» **YOUR INSTRUCTIONS**
All of the lines below are to be printed again exactly; images are excluded from the output.

» **SUPPLIED MATERIAL**
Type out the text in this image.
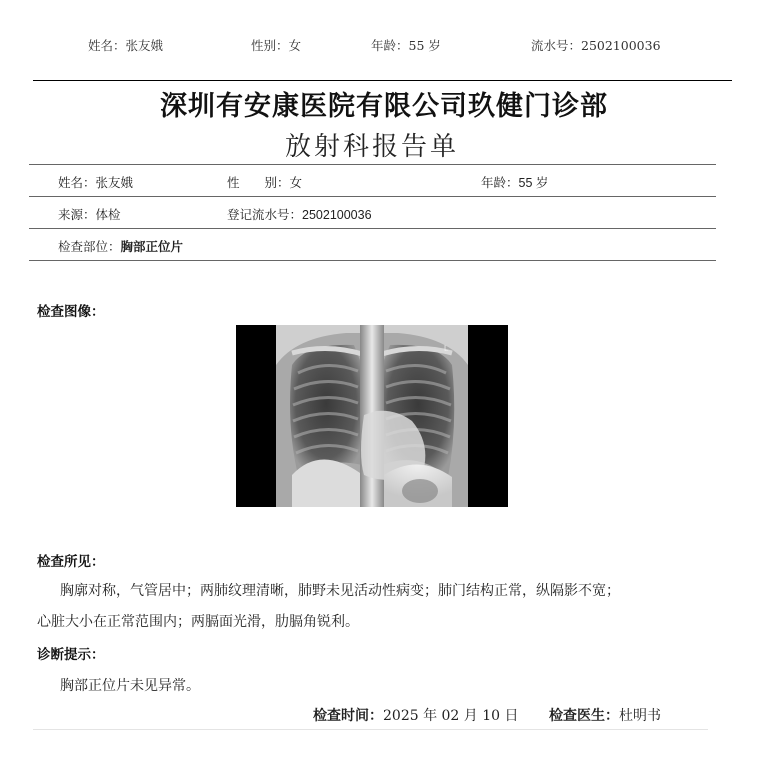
姓名：张友娥	性别：女	年龄：55 岁	流水号：2502100036
深圳有安康医院有限公司玖健门诊部
放射科报告单
姓名：张友娥	性　　别：女	年龄：55 岁
来源：体检	登记流水号：2502100036
检查部位：胸部正位片
检查图像：
L
检查所见：
胸廓对称，气管居中；两肺纹理清晰，肺野未见活动性病变；肺门结构正常，纵隔影不宽；
心脏大小在正常范围内；两膈面光滑，肋膈角锐利。
诊断提示：
胸部正位片未见异常。
检查时间：2025 年 02 月 10 日 检查医生：杜明书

» **COMPLETE RESPONSE**
Type out the text in this image.
姓名：张友娥	性别：女	年龄：55 岁	流水号：2502100036
深圳有安康医院有限公司玖健门诊部
放射科报告单
姓名：张友娥	性　　别：女	年龄：55 岁
来源：体检	登记流水号：2502100036
检查部位：胸部正位片
检查图像：
L
检查所见：
胸廓对称，气管居中；两肺纹理清晰，肺野未见活动性病变；肺门结构正常，纵隔影不宽；
心脏大小在正常范围内；两膈面光滑，肋膈角锐利。
诊断提示：
胸部正位片未见异常。
检查时间：2025 年 02 月 10 日 检查医生：杜明书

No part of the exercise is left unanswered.